(EXERCISE OBJECTIVE):
Without including the pictures, copy out every line below.

Part of a data file
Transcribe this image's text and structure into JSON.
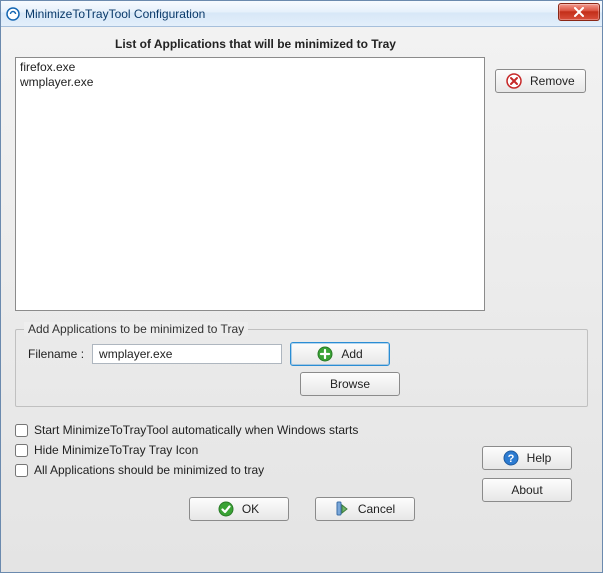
{
  "window": {
    "title": "MinimizeToTrayTool Configuration"
  },
  "header": {
    "listLabel": "List of Applications that will be minimized to Tray"
  },
  "appList": [
    "firefox.exe",
    "wmplayer.exe"
  ],
  "buttons": {
    "remove": "Remove",
    "add": "Add",
    "browse": "Browse",
    "help": "Help",
    "about": "About",
    "ok": "OK",
    "cancel": "Cancel"
  },
  "addGroup": {
    "legend": "Add Applications to be minimized to Tray",
    "filenameLabel": "Filename :",
    "filenameValue": "wmplayer.exe"
  },
  "options": {
    "autostart": {
      "label": "Start MinimizeToTrayTool automatically when Windows starts",
      "checked": false
    },
    "hideIcon": {
      "label": "Hide MinimizeToTray Tray Icon",
      "checked": false
    },
    "allApps": {
      "label": "All Applications should be minimized to tray",
      "checked": false
    }
  }
}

(PROBLEM SOLUTION):
Transcribe this image's text and structure into JSON.
{
  "window": {
    "title": "MinimizeToTrayTool Configuration"
  },
  "header": {
    "listLabel": "List of Applications that will be minimized to Tray"
  },
  "appList": [
    "firefox.exe",
    "wmplayer.exe"
  ],
  "buttons": {
    "remove": "Remove",
    "add": "Add",
    "browse": "Browse",
    "help": "Help",
    "about": "About",
    "ok": "OK",
    "cancel": "Cancel"
  },
  "addGroup": {
    "legend": "Add Applications to be minimized to Tray",
    "filenameLabel": "Filename :",
    "filenameValue": "wmplayer.exe"
  },
  "options": {
    "autostart": {
      "label": "Start MinimizeToTrayTool automatically when Windows starts",
      "checked": false
    },
    "hideIcon": {
      "label": "Hide MinimizeToTray Tray Icon",
      "checked": false
    },
    "allApps": {
      "label": "All Applications should be minimized to tray",
      "checked": false
    }
  }
}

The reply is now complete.